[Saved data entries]
/---
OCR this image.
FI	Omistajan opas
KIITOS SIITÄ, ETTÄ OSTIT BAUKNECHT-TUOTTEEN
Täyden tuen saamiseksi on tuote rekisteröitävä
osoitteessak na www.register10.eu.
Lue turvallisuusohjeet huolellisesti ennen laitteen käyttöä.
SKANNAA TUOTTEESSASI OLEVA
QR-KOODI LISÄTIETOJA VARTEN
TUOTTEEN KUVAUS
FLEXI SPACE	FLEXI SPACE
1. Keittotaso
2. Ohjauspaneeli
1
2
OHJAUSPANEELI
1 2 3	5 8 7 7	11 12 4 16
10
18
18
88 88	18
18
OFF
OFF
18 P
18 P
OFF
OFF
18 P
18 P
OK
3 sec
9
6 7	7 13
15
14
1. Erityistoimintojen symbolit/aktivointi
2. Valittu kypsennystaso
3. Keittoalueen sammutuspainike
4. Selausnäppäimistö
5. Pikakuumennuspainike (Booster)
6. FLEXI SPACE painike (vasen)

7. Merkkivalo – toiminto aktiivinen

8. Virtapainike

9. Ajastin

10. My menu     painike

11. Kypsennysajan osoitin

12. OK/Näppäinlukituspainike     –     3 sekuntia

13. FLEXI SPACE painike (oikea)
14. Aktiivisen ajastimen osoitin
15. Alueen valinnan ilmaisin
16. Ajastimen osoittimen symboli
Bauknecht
\---
◆ Instructions to follow
Repeat the records above exactly, from the first line to the last.

◆ Response to this task
OCR this image.
FI	Omistajan opas
KIITOS SIITÄ, ETTÄ OSTIT BAUKNECHT-TUOTTEEN
Täyden tuen saamiseksi on tuote rekisteröitävä
osoitteessak na www.register10.eu.
Lue turvallisuusohjeet huolellisesti ennen laitteen käyttöä.
SKANNAA TUOTTEESSASI OLEVA
QR-KOODI LISÄTIETOJA VARTEN
TUOTTEEN KUVAUS
FLEXI SPACE	FLEXI SPACE
1. Keittotaso
2. Ohjauspaneeli
1
2
OHJAUSPANEELI
1 2 3	5 8 7 7	11 12 4 16
10
18
18
88 88	18
18
OFF
OFF
18 P
18 P
OFF
OFF
18 P
18 P
OK
3 sec
9
6 7	7 13
15
14
1. Erityistoimintojen symbolit/aktivointi
2. Valittu kypsennystaso
3. Keittoalueen sammutuspainike
4. Selausnäppäimistö
5. Pikakuumennuspainike (Booster)
6. FLEXI SPACE painike (vasen)

7. Merkkivalo – toiminto aktiivinen

8. Virtapainike

9. Ajastin

10. My menu     painike

11. Kypsennysajan osoitin

12. OK/Näppäinlukituspainike     –     3 sekuntia

13. FLEXI SPACE painike (oikea)
14. Aktiivisen ajastimen osoitin
15. Alueen valinnan ilmaisin
16. Ajastimen osoittimen symboli
Bauknecht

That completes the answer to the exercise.